§ WRITTEN TASK:
Only the number is wanted: count the lines that contain "content".

··· RECORDS SHOWN

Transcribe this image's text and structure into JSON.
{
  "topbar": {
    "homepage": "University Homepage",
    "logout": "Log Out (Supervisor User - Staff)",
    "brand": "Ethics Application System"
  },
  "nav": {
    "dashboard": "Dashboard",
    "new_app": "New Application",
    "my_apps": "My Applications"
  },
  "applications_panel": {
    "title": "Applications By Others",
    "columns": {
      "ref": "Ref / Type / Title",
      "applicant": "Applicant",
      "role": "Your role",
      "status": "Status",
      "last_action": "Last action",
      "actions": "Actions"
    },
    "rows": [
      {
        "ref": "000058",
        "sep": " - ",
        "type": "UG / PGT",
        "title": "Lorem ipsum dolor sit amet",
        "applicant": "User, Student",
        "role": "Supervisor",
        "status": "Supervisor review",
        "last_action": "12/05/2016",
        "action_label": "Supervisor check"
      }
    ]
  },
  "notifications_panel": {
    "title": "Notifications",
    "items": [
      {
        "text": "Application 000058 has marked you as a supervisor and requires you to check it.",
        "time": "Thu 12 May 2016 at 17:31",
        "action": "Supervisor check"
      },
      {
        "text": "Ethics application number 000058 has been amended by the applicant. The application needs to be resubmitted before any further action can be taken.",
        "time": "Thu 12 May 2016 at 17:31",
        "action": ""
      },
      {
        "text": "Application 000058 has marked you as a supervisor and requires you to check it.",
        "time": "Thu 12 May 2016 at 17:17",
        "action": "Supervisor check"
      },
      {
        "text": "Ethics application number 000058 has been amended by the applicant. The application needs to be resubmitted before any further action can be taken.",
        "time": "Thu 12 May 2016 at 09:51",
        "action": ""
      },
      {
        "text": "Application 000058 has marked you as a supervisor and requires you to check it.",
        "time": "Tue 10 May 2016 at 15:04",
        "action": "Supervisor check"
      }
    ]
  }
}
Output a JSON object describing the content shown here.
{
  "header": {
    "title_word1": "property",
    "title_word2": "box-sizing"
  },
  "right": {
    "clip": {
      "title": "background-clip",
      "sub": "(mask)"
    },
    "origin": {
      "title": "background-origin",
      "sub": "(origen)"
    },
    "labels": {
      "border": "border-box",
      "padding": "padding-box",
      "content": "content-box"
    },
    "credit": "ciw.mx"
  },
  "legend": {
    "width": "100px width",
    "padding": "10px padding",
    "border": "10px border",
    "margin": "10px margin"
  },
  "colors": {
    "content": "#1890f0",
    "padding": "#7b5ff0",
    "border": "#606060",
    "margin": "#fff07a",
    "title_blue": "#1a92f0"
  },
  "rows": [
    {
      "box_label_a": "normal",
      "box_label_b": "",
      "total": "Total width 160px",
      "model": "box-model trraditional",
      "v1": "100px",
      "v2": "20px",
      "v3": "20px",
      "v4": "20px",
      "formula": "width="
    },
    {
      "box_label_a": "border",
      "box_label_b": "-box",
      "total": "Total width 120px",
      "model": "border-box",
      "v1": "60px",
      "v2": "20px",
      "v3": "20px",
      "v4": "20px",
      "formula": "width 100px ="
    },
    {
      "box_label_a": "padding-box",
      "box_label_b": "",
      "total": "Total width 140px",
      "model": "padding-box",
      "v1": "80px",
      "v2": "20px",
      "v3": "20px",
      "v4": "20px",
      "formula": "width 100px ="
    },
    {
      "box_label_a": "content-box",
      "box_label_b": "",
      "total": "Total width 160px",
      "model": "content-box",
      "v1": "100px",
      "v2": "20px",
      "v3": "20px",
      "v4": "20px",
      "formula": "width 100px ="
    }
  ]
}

······
··· RECORDS SHOWN

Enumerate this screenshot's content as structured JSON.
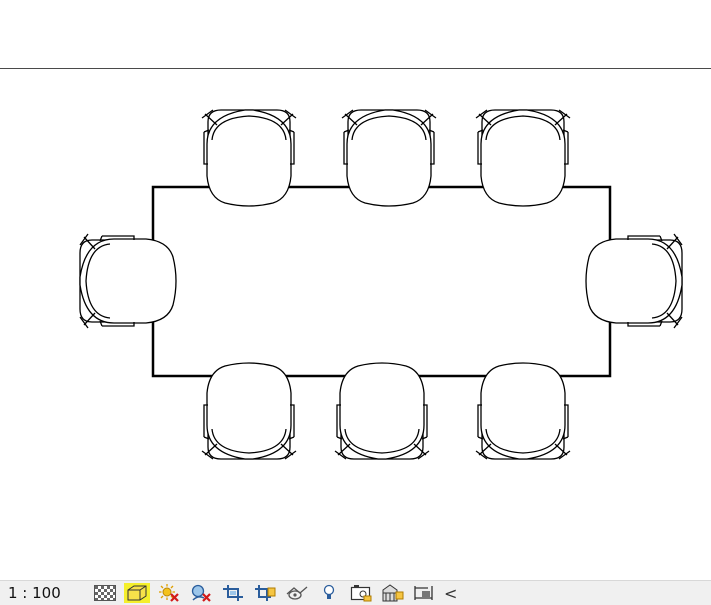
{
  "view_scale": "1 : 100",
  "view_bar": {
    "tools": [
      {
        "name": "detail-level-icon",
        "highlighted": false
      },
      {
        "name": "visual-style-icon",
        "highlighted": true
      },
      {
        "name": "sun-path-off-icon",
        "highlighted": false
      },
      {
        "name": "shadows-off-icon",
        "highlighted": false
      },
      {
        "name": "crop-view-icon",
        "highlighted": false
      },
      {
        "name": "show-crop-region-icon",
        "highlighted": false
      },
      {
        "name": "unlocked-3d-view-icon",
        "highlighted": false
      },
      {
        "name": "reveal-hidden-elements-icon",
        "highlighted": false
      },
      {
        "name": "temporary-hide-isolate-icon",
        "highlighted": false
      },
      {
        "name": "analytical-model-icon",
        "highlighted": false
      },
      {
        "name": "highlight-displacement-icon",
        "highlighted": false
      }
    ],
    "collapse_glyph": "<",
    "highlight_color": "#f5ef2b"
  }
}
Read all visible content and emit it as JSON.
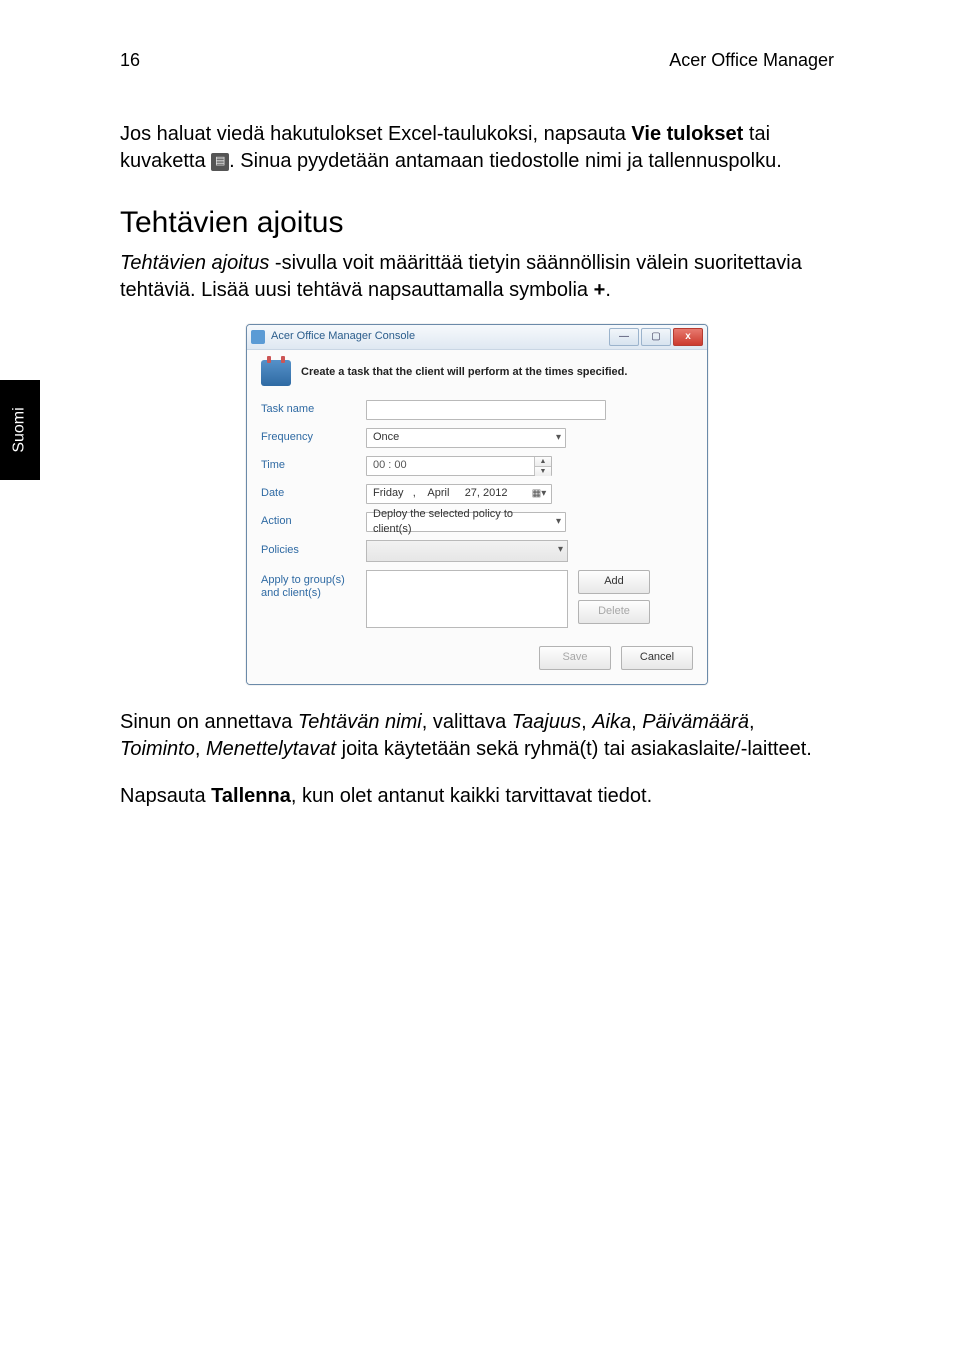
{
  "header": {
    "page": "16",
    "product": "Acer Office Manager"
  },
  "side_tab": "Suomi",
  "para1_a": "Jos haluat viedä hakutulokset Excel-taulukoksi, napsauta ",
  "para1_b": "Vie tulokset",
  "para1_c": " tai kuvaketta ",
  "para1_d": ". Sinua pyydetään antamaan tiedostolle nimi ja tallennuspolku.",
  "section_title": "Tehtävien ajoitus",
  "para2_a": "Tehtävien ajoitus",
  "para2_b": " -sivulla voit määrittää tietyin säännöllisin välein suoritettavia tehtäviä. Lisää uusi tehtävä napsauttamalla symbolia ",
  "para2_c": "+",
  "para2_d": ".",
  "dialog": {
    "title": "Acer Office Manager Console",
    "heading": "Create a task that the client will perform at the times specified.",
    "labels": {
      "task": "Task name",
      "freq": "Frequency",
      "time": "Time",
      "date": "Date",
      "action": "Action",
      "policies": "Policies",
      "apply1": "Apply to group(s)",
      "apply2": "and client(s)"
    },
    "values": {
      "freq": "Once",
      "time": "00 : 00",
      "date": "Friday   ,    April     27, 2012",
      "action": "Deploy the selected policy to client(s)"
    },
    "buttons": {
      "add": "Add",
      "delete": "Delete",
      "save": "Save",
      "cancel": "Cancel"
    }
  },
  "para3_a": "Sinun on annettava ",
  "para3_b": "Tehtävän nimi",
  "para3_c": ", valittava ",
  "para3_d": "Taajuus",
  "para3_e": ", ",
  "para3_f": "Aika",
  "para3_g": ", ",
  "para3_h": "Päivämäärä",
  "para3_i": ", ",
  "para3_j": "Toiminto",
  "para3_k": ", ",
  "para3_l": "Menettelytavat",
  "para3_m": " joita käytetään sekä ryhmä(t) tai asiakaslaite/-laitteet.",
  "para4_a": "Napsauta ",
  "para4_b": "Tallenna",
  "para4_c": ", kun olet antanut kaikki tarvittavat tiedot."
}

······
··· RECORDS SHOWN

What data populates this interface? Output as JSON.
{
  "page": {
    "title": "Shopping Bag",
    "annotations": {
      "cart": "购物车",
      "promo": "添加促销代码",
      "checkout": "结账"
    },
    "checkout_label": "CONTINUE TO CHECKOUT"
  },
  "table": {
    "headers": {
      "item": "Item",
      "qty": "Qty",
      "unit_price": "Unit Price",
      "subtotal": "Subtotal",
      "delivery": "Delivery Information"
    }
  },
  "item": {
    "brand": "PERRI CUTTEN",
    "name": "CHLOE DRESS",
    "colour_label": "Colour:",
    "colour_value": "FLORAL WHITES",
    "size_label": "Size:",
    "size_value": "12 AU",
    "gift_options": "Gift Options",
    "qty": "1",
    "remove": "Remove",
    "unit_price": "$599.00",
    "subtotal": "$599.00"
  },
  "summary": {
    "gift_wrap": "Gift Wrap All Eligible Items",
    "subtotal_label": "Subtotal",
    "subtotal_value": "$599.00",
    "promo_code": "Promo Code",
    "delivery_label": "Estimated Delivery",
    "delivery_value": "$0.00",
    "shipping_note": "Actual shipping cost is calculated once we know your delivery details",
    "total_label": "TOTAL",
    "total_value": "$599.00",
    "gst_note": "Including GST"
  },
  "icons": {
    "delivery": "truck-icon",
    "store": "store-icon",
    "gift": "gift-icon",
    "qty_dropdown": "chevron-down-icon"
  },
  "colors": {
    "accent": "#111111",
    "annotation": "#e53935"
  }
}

······

§ WRITTEN REPLY:
7